===== Supplied data =====
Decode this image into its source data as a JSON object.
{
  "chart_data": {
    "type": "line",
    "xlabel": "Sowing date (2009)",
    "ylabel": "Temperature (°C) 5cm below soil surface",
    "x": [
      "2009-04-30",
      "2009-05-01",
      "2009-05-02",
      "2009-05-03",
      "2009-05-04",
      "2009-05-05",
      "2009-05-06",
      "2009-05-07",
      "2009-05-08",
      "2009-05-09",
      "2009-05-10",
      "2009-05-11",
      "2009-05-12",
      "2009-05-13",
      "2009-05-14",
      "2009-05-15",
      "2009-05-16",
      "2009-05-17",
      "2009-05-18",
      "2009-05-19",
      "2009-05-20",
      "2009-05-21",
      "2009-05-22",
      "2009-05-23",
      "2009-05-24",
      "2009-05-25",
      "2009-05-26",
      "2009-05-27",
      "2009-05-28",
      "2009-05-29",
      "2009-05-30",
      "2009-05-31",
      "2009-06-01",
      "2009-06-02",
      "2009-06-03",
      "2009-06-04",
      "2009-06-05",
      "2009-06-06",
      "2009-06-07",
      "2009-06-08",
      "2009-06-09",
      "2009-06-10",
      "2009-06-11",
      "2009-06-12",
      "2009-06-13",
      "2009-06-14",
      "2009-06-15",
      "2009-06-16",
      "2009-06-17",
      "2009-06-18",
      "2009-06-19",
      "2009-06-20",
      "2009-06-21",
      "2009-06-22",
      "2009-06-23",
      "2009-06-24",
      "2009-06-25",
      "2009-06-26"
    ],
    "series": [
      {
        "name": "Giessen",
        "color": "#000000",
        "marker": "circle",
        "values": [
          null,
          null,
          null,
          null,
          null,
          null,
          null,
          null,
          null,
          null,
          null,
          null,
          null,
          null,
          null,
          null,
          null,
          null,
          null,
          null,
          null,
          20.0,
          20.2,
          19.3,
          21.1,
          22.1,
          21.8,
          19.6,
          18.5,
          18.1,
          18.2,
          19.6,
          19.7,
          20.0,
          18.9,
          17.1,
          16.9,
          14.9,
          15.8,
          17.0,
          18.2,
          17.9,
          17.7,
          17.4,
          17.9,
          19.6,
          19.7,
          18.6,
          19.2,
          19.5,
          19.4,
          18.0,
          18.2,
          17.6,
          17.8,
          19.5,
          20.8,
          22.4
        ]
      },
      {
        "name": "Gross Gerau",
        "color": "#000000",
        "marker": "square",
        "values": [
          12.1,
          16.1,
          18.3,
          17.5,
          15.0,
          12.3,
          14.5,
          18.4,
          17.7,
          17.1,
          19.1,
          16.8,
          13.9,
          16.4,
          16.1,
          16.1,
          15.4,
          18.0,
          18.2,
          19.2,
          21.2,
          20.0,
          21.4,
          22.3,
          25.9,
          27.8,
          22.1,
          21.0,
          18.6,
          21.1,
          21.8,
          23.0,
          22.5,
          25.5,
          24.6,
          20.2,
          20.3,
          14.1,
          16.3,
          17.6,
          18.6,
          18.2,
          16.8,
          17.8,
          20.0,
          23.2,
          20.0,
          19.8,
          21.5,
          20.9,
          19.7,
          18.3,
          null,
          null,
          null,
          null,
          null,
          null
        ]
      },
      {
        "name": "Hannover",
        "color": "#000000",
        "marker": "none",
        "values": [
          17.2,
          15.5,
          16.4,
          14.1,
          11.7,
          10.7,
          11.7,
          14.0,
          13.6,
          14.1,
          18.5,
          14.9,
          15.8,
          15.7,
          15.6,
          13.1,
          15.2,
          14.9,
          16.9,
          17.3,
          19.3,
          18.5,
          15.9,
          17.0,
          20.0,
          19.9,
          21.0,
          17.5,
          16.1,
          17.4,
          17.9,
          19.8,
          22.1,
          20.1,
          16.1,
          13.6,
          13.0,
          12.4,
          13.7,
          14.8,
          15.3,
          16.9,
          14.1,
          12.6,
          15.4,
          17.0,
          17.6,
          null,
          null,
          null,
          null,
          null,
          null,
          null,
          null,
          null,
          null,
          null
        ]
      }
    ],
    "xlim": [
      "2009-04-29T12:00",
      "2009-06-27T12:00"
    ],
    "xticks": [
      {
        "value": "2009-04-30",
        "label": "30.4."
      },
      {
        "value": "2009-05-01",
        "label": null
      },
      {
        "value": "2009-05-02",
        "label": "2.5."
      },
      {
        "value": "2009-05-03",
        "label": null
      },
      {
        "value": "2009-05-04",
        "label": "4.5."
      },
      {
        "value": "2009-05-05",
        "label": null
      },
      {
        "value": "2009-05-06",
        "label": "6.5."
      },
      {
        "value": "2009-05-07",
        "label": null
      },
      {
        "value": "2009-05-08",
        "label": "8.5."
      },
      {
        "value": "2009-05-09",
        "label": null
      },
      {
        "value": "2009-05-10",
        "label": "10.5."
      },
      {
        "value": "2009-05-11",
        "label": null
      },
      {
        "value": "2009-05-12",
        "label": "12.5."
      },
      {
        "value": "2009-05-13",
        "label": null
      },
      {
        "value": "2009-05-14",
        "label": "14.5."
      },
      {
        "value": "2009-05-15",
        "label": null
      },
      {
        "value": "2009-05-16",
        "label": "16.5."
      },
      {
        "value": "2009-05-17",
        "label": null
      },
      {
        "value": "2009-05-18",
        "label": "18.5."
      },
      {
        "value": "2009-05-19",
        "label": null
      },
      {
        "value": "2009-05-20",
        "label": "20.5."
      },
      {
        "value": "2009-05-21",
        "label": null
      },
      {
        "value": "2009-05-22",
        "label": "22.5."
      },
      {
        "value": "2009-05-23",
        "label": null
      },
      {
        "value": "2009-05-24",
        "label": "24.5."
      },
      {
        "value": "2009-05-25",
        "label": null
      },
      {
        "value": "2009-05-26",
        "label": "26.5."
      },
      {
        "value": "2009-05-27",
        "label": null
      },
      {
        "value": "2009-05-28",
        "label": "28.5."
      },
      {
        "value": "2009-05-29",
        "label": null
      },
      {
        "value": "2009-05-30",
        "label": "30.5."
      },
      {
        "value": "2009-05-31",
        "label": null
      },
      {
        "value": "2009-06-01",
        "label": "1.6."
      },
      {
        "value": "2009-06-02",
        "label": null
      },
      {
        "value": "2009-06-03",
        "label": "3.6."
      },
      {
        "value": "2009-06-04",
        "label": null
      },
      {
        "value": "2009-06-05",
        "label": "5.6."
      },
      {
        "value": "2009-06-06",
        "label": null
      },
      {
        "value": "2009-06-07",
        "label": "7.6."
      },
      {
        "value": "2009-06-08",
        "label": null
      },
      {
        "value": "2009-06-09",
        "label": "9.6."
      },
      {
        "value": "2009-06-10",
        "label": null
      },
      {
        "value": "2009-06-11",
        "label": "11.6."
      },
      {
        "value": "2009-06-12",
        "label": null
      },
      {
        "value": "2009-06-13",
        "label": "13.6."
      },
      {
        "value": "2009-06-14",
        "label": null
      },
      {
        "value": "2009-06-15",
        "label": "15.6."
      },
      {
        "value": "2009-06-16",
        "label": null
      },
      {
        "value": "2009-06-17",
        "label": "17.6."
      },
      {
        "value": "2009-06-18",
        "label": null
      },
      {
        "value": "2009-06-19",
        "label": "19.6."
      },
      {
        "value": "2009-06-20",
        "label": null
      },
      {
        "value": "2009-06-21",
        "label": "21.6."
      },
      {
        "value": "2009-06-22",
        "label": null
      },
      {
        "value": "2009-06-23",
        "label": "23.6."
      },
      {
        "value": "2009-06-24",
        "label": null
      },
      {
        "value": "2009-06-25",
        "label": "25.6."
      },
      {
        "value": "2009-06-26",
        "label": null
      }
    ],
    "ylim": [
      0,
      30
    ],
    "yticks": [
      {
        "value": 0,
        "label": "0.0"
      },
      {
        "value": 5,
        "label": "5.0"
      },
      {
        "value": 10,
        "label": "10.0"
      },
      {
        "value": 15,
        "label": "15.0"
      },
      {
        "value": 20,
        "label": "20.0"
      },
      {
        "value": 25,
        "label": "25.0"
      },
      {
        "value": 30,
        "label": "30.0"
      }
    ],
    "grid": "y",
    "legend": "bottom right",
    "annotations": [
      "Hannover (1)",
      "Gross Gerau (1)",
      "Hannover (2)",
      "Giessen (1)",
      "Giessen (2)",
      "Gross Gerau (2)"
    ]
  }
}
=====
Short exercise: Whichever lines contain the string "name", select and copy them.

Right answer:
        "name": "Giessen",
        "name": "Gross Gerau",
        "name": "Hannover",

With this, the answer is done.